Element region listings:
--

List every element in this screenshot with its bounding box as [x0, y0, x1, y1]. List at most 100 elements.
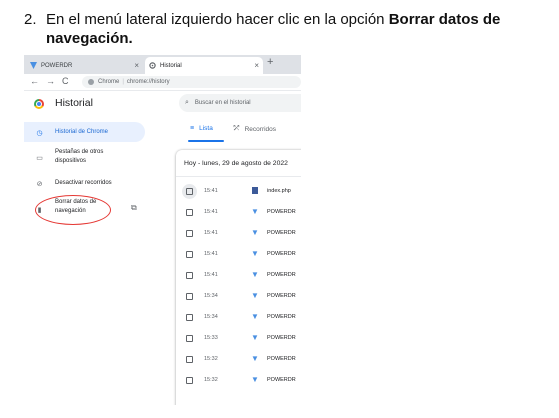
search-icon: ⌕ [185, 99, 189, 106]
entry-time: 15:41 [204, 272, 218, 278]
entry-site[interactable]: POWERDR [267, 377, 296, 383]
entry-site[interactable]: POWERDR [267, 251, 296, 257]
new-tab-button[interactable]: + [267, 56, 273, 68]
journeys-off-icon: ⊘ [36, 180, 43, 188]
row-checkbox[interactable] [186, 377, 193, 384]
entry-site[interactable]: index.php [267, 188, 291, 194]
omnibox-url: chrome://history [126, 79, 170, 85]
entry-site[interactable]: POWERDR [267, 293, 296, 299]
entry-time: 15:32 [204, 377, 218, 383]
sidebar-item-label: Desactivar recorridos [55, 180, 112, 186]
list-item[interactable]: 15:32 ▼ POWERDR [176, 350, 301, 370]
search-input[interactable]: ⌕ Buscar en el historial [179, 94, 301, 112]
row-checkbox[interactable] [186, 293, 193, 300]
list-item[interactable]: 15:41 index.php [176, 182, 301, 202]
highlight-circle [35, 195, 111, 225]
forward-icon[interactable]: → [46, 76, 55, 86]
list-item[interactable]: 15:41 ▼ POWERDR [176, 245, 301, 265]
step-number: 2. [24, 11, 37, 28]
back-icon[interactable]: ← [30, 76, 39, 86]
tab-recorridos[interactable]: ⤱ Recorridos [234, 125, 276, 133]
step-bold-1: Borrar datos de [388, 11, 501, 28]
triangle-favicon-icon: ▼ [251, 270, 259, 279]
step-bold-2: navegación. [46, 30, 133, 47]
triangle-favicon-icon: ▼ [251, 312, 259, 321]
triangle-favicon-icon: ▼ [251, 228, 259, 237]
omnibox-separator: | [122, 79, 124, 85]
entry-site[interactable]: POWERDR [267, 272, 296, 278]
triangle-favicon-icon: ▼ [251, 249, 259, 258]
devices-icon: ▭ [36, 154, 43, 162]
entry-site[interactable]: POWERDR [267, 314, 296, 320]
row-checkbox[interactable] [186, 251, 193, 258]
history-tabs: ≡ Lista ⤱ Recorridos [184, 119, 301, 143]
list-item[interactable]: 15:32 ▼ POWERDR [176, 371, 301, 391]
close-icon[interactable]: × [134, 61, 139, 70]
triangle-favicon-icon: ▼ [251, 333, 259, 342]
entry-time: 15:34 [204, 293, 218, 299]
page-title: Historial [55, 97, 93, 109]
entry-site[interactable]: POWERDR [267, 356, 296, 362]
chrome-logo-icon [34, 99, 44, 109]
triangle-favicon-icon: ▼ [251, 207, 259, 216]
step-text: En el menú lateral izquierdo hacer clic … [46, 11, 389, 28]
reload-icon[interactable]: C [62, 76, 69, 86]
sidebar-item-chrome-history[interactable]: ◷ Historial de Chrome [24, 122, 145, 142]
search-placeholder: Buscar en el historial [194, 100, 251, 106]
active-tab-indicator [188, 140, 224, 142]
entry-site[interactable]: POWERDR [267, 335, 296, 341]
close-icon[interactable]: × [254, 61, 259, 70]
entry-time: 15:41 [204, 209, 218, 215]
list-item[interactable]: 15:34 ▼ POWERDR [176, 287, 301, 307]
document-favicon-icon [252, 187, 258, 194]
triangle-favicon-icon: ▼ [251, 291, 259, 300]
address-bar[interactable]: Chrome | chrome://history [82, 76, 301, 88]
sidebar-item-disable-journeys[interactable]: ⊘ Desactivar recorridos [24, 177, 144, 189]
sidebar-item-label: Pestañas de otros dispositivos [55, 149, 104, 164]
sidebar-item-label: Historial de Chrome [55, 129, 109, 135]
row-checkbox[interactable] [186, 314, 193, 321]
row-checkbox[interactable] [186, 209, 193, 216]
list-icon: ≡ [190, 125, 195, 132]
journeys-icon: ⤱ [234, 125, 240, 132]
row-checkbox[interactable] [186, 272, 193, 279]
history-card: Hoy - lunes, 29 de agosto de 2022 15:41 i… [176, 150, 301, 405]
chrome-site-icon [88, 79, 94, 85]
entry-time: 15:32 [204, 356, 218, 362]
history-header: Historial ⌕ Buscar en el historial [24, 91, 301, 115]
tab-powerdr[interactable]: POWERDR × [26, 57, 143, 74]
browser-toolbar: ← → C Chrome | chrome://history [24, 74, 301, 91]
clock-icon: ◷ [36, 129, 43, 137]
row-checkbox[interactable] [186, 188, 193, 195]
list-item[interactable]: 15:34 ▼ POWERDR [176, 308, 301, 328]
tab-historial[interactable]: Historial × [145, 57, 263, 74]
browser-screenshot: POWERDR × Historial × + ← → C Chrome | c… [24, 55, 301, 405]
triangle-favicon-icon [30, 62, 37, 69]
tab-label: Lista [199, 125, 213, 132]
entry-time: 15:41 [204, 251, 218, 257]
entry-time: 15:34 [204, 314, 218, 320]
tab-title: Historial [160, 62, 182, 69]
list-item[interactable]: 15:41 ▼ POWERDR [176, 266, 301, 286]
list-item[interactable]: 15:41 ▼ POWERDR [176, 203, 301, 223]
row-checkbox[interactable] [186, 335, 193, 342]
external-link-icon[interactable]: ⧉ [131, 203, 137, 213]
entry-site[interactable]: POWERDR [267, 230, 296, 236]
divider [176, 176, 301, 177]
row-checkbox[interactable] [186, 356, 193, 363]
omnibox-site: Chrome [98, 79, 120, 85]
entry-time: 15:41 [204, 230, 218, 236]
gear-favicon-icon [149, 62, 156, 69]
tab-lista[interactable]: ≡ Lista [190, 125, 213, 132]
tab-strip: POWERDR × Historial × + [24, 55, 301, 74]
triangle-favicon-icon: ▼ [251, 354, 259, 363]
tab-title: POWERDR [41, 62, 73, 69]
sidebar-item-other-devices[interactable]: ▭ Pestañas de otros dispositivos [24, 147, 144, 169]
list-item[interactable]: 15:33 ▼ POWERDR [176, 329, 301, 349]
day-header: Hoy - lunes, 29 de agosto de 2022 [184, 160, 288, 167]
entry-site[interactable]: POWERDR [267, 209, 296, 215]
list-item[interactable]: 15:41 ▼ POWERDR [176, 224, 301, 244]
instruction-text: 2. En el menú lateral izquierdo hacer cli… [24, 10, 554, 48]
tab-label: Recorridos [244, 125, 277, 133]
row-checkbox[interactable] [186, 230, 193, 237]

--

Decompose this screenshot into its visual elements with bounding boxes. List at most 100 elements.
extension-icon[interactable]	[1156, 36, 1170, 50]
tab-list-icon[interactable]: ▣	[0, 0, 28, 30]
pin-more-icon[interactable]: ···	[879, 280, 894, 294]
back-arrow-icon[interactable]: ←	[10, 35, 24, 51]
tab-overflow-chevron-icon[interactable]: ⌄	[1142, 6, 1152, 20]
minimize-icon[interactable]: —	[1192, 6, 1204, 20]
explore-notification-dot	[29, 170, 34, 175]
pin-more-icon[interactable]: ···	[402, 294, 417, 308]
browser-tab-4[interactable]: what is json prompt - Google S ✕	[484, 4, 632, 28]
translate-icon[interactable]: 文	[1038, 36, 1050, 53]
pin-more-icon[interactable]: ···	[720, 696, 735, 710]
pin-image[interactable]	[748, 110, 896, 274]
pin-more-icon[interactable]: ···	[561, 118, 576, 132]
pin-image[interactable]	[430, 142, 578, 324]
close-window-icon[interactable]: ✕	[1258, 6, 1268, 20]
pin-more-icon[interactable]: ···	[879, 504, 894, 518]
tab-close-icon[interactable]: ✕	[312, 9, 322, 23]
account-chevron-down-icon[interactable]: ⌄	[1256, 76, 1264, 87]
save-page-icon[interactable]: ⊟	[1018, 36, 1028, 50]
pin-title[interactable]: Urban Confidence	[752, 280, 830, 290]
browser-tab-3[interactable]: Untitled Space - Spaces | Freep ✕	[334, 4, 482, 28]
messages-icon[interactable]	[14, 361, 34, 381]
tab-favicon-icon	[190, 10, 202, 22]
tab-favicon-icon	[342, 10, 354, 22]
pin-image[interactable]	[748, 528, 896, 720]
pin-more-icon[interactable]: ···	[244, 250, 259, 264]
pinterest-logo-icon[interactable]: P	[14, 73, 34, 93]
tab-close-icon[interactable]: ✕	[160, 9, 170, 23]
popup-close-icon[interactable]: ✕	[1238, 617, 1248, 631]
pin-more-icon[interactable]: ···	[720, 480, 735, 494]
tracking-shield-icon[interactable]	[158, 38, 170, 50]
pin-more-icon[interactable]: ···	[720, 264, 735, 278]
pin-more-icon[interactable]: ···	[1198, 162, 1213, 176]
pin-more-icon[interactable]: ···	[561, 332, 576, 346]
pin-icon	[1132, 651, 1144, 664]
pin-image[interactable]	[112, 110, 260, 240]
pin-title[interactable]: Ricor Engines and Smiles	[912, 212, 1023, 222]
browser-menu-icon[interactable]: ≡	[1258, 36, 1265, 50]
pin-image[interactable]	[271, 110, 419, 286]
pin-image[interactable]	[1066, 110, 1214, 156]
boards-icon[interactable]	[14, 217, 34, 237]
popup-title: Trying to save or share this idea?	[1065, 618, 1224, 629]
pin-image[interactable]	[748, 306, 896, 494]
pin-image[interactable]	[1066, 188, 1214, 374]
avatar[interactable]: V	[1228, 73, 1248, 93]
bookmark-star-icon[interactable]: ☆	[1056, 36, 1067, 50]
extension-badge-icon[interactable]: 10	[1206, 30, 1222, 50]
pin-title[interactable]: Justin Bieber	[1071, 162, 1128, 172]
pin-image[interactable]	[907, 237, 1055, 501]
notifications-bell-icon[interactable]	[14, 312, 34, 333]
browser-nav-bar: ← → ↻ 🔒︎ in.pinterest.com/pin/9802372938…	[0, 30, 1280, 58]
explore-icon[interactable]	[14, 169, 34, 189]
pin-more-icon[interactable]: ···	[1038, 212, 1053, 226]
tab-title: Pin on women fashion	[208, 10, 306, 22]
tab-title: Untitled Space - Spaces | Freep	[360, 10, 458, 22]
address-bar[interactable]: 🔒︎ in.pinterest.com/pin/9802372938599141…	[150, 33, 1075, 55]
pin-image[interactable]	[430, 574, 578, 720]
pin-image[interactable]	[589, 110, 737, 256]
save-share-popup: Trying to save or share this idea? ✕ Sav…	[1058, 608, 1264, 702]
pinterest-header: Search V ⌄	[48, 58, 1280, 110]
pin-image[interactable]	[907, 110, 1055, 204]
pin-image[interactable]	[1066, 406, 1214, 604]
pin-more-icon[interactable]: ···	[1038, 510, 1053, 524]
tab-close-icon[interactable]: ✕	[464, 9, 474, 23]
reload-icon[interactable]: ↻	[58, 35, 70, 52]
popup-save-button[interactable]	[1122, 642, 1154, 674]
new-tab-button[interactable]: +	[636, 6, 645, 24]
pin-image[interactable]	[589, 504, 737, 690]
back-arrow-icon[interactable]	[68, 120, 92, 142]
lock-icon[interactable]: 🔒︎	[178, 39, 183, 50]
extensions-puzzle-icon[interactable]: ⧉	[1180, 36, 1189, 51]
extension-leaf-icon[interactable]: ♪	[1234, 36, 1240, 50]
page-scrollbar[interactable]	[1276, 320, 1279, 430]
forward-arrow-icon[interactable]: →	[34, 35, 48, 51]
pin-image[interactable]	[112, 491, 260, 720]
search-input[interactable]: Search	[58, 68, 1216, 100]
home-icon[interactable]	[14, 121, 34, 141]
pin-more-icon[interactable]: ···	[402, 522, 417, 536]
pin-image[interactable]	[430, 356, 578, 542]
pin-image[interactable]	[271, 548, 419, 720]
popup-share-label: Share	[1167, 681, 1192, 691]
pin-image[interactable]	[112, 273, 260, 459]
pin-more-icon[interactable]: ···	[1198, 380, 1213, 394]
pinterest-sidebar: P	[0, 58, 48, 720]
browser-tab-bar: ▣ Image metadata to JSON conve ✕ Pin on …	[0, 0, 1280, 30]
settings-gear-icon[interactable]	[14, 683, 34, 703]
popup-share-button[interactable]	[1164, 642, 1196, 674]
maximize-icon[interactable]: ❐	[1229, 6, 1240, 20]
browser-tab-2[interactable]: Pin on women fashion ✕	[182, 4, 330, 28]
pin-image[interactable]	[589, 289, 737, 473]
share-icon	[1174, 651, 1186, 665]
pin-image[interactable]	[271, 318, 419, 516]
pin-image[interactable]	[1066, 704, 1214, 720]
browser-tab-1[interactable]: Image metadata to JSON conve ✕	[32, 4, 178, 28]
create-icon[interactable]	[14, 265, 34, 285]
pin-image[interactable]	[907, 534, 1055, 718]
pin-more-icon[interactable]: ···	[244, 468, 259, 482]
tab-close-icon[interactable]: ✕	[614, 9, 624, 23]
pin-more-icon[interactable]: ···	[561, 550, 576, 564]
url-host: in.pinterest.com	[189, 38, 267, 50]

--

What you need to do:
List the lines of the first block of records, from the line holding "search-icon: ⌕ [185, 99, 189, 106]" through the line holding "journeys-off-icon: ⊘ [36, 180, 43, 188]", inclusive, as a JSON list of strings with one string per line.

Reply to the exercise:
[
  "search-icon: ⌕ [185, 99, 189, 106]",
  "entry-time: 15:41 [204, 272, 218, 278]",
  "entry-site[interactable]: POWERDR [267, 377, 296, 383]",
  "entry-site[interactable]: POWERDR [267, 251, 296, 257]",
  "new-tab-button[interactable]: + [267, 56, 273, 68]",
  "journeys-off-icon: ⊘ [36, 180, 43, 188]"
]